§ **Directions**
(1) Using the Zeopower article, answer the following questions.
(a) At which three sites is Zeopower comparing how its panels perform?
(b) What will be the initial yearly output of the planned Tucson plant?
(c) How many units have been sold so far?
(2) Pick up the Zeopower article after its final sentence and keep writing.

§ **Page text**

┄┄┄┄┄┄┄┄┄┄

Its latest report to UNESCO summarizes the state of the art of solar cooling around the globe. "The way we read it," Dr. Tchernev says, "the conclusion of the report is that our system is the best, most reliable, most practical, and the only one right now operational anywhere."

The UN, he reports, is now trying to get some money to enable Zeopower to modify its solar icebox to meet its particular needs, making it smaller, lighter , and more easily transported.

Under Zeopower's contract with the DOE to develop the solar heating and air conditioning collector, the company is comparing the performance of its panels under different climatic conditions at three sites -- in the hot desert of Tucson, Ariz.; in Golden, Colo., where summer and winter temperatures are both extreme; and at the Zeopower plant in Natick, where summers are mild and winters are quite cold.

"What we are finding," Dr. Tchernev reports, "is that when the sun shines the system works. Therefore, the place with the most sunlight will be the most economical, because our system will operate the maximum number of days in the year."

Right now the solar collectors for the central air conditioning and heating system are being handcrafted in limited numbers at the Natick plant -- at a price that does not lure the average homeowner: $40,000 to $50,000 for a single system that heats, cools, provides heat for domestic hot water and a swimming pool.

Still, Dr. Tchernev says, it is astonishing to learn that there are many communities in the Southwest from Dallas to Los Angeles where home prices start at half a million dollars. "In Palm Springs you can't touch anything below $1 1 /2 million," he says. "So there is a small market right now where we can add our system to a house in that price range."

"We expect to have this kind of market for the next 18 to 24 months. By then we hope to be in mass production," he adds. "Then our prices will go down so that we can start selling to the middle-class residential market. our target price for the system then will be between $12,000 and $20,000, depending on the size of the house. By 1985 my aim is to catch 1 percent of new residential house starts." Sixty-eight units have been sold so far.

In the meantime, federal and state solar tax credits offer help to both homeowners and businessmen. But because the federal credits and tax incentives are greater for the commercial and industrial sector -- under some circumstances a business can end up with no cost at all in the first year -- Dr. Tchernev says it looks as if the commercial market will develop first.

He is working out a rather ingenious system for mass producing his collectors and refrigerator. He has signed an agreement in principle with the Toyo Sash Company Ltd. under which this Tokyo enterprise will finance, build, and put into production a plant in Tucson using the latest automated mass-production techniques. Its initial outpur will be 100,000 collectors a year, with room to expand to 300,000.

When the plant is running smoothly and the target price has been reached, Zeopower will buy the plant from the Japanese.

"In exchange for that," Dr. Tchernev says, "Toyo Sash will be our partner in a joint venture in Japan. It will build a second plant there, manufacturing and selling our collectors throughout the Far East."

Announcement of this plan in the Japanese press brought a flood of inquiries to Zeopower from Japanese companies to see if all business rights had already been sold or if there was still a chance to invest. "I assured them this is only the beginning," Dr. Tchernev said buoyantly.

┄┄┄┄┄┄┄┄┄┄

§ **Given data**
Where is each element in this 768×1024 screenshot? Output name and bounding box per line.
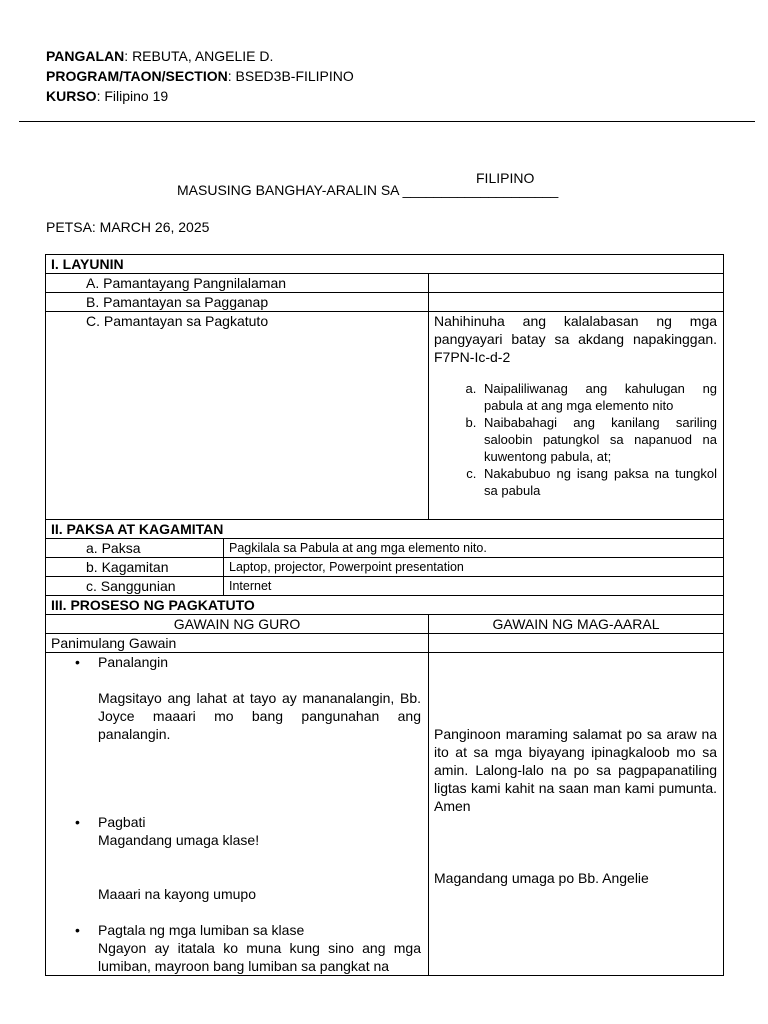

┄┄┄┄┄┄┄┄┄┄

§ **The responses**
(1)
(a) Tucson, Ariz.; Golden, Colo.; and the Zeopower plant in Natick.
(b) 100,000 collectors a year.
(c) Sixty-eight.

(2)
American Yazaki, with US headquarters in Dallas, is a Japanese company that has high hopes of capturing a large portion of the American market with its conventional solar air-conditioning system. It estimates that by 1990 the market here will be in the $1 billion range. "They've done a beautiful job of engineering the system, reducing the pumps and fans necessary, improving efficiency," Dr. Tchernev says. "But their lithium bromide system requires twice as many collectors as our."

Dr. Tchernev believes this is the only real competition he faces, and he doesn't actually view it as that. "We think we will undercut them in the market ," he says. Yazaki, in fact, is investigating the possibility of incorporating the Zeopower collector into its air-conditioning equipment. "So instead of competing for the market," Dr. Tchernev says, "we may end up working together in some way."

In the meantime Zeopower is negotiating a contract with the State of Arizona to install its air conditioning-heating system on a demonstration house in the Phoenix-Scottsdale area. A demonstration house privately funded by two builders is already going up in Denver.

Overseas, Dr. Tchernev is working on an agreement to build a demonstration unit in one of the Arab oil-producing countries to show that his system can operate in the severe Mideast heat, which reaches 135 degrees F. in the shade in the daytime and falls only to about 95 degrees at night.

If that is successful, he plans to use some extremely well-insulated walls developed by a Scandinavian company which would have numerous applications in the Mideast housing market. Even though oil prices are low there, electricity, he says, is scarce and unreliable. So solar systems are expected to have a future.

Zeopower is also completing discussions with a Swedish company to develop and market a solar milk cooler for the diary industry in third-world countries. "It can use our collector to produce hot water during the day to wash dairy equipment clean. During the night chilled water will be used to cool down fresh milk to room temperature or into refrigeration."

It is too soon for the DOE to give an unqualified endorsement of the Zeopower collector, because it may take another year for its tests to be completed. But Fred Glaski, program manager for Dr. Tchernev's collector, says the technical problems of developing it, which have been "bothersome but not profound, appear to have been solved," and that he expects the collector to achieve the level of performance desired.

The big question now is whether the collector can be made financially feasible through mass production and further simplification of the system to get the cost down.